WHAT THE EXERCISE ASKS :: Every record here should be printed again exactly.

RECORDS FOR THE EXERCISE ::
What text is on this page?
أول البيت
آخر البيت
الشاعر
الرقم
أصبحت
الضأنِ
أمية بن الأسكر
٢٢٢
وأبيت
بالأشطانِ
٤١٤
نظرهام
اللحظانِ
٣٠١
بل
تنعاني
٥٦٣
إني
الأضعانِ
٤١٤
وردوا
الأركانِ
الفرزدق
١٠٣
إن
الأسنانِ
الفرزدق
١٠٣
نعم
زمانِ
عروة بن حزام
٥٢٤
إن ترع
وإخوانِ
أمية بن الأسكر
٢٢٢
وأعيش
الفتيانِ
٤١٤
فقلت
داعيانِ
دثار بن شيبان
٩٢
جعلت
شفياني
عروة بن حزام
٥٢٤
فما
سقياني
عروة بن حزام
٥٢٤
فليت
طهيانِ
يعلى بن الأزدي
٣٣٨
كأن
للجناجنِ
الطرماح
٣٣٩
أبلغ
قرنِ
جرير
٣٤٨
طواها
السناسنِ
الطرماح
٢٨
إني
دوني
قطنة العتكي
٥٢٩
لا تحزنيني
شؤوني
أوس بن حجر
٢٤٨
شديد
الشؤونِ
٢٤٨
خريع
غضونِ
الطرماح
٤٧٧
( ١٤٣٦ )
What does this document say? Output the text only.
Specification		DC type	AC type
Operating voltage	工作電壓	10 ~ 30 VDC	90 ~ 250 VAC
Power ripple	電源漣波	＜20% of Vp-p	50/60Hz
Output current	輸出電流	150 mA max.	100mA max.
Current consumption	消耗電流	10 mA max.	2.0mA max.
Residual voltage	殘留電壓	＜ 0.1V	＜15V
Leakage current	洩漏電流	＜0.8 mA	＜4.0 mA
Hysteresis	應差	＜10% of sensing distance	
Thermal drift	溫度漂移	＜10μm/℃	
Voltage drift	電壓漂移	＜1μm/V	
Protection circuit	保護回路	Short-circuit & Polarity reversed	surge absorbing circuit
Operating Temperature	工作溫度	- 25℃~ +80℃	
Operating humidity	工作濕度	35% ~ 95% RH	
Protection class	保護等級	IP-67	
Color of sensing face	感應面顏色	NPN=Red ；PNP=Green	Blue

SOLUTION FOR THIS TASK ::
What text is on this page?
أول البيت
آخر البيت
الشاعر
الرقم
أصبحت
الضأنِ
أمية بن الأسكر
٢٢٢
وأبيت
بالأشطانِ
٤١٤
نظرهام
اللحظانِ
٣٠١
بل
تنعاني
٥٦٣
إني
الأضعانِ
٤١٤
وردوا
الأركانِ
الفرزدق
١٠٣
إن
الأسنانِ
الفرزدق
١٠٣
نعم
زمانِ
عروة بن حزام
٥٢٤
إن ترع
وإخوانِ
أمية بن الأسكر
٢٢٢
وأعيش
الفتيانِ
٤١٤
فقلت
داعيانِ
دثار بن شيبان
٩٢
جعلت
شفياني
عروة بن حزام
٥٢٤
فما
سقياني
عروة بن حزام
٥٢٤
فليت
طهيانِ
يعلى بن الأزدي
٣٣٨
كأن
للجناجنِ
الطرماح
٣٣٩
أبلغ
قرنِ
جرير
٣٤٨
طواها
السناسنِ
الطرماح
٢٨
إني
دوني
قطنة العتكي
٥٢٩
لا تحزنيني
شؤوني
أوس بن حجر
٢٤٨
شديد
الشؤونِ
٢٤٨
خريع
غضونِ
الطرماح
٤٧٧
( ١٤٣٦ )
What does this document say? Output the text only.
Specification		DC type	AC type
Operating voltage	工作電壓	10 ~ 30 VDC	90 ~ 250 VAC
Power ripple	電源漣波	＜20% of Vp-p	50/60Hz
Output current	輸出電流	150 mA max.	100mA max.
Current consumption	消耗電流	10 mA max.	2.0mA max.
Residual voltage	殘留電壓	＜ 0.1V	＜15V
Leakage current	洩漏電流	＜0.8 mA	＜4.0 mA
Hysteresis	應差	＜10% of sensing distance	
Thermal drift	溫度漂移	＜10μm/℃	
Voltage drift	電壓漂移	＜1μm/V	
Protection circuit	保護回路	Short-circuit & Polarity reversed	surge absorbing circuit
Operating Temperature	工作溫度	- 25℃~ +80℃	
Operating humidity	工作濕度	35% ~ 95% RH	
Protection class	保護等級	IP-67	
Color of sensing face	感應面顏色	NPN=Red ；PNP=Green	Blue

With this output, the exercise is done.